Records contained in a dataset
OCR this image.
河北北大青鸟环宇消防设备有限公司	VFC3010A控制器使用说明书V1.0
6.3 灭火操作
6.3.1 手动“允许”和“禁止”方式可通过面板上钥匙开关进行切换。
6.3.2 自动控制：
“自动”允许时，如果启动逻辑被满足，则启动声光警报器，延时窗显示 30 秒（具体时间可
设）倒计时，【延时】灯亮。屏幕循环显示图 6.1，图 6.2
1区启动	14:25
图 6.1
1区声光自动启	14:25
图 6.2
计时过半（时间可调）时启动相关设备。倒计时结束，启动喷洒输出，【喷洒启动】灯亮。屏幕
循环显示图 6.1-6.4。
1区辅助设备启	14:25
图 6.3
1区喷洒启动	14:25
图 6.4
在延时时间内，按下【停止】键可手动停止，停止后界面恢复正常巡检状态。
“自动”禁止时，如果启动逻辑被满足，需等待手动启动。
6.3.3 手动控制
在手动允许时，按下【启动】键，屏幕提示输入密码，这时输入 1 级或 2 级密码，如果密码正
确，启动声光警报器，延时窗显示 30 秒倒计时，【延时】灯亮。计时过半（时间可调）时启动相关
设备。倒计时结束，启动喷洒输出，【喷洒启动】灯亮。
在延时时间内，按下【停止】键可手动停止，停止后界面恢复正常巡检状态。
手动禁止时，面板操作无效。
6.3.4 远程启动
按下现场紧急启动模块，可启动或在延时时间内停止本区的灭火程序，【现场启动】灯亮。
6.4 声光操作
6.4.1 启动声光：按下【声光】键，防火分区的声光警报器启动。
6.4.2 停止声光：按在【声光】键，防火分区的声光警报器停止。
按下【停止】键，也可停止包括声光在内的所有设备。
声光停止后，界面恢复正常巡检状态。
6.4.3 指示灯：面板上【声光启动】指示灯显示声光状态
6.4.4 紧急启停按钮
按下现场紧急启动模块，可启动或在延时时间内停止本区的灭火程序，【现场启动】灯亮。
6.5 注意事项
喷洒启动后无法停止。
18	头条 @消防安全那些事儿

- _Brief_: Return all of the entries word for word.

- _Written reply_:
OCR this image.
河北北大青鸟环宇消防设备有限公司	VFC3010A控制器使用说明书V1.0
6.3 灭火操作
6.3.1 手动“允许”和“禁止”方式可通过面板上钥匙开关进行切换。
6.3.2 自动控制：
“自动”允许时，如果启动逻辑被满足，则启动声光警报器，延时窗显示 30 秒（具体时间可
设）倒计时，【延时】灯亮。屏幕循环显示图 6.1，图 6.2
1区启动	14:25
图 6.1
1区声光自动启	14:25
图 6.2
计时过半（时间可调）时启动相关设备。倒计时结束，启动喷洒输出，【喷洒启动】灯亮。屏幕
循环显示图 6.1-6.4。
1区辅助设备启	14:25
图 6.3
1区喷洒启动	14:25
图 6.4
在延时时间内，按下【停止】键可手动停止，停止后界面恢复正常巡检状态。
“自动”禁止时，如果启动逻辑被满足，需等待手动启动。
6.3.3 手动控制
在手动允许时，按下【启动】键，屏幕提示输入密码，这时输入 1 级或 2 级密码，如果密码正
确，启动声光警报器，延时窗显示 30 秒倒计时，【延时】灯亮。计时过半（时间可调）时启动相关
设备。倒计时结束，启动喷洒输出，【喷洒启动】灯亮。
在延时时间内，按下【停止】键可手动停止，停止后界面恢复正常巡检状态。
手动禁止时，面板操作无效。
6.3.4 远程启动
按下现场紧急启动模块，可启动或在延时时间内停止本区的灭火程序，【现场启动】灯亮。
6.4 声光操作
6.4.1 启动声光：按下【声光】键，防火分区的声光警报器启动。
6.4.2 停止声光：按在【声光】键，防火分区的声光警报器停止。
按下【停止】键，也可停止包括声光在内的所有设备。
声光停止后，界面恢复正常巡检状态。
6.4.3 指示灯：面板上【声光启动】指示灯显示声光状态
6.4.4 紧急启停按钮
按下现场紧急启动模块，可启动或在延时时间内停止本区的灭火程序，【现场启动】灯亮。
6.5 注意事项
喷洒启动后无法停止。
18	头条 @消防安全那些事儿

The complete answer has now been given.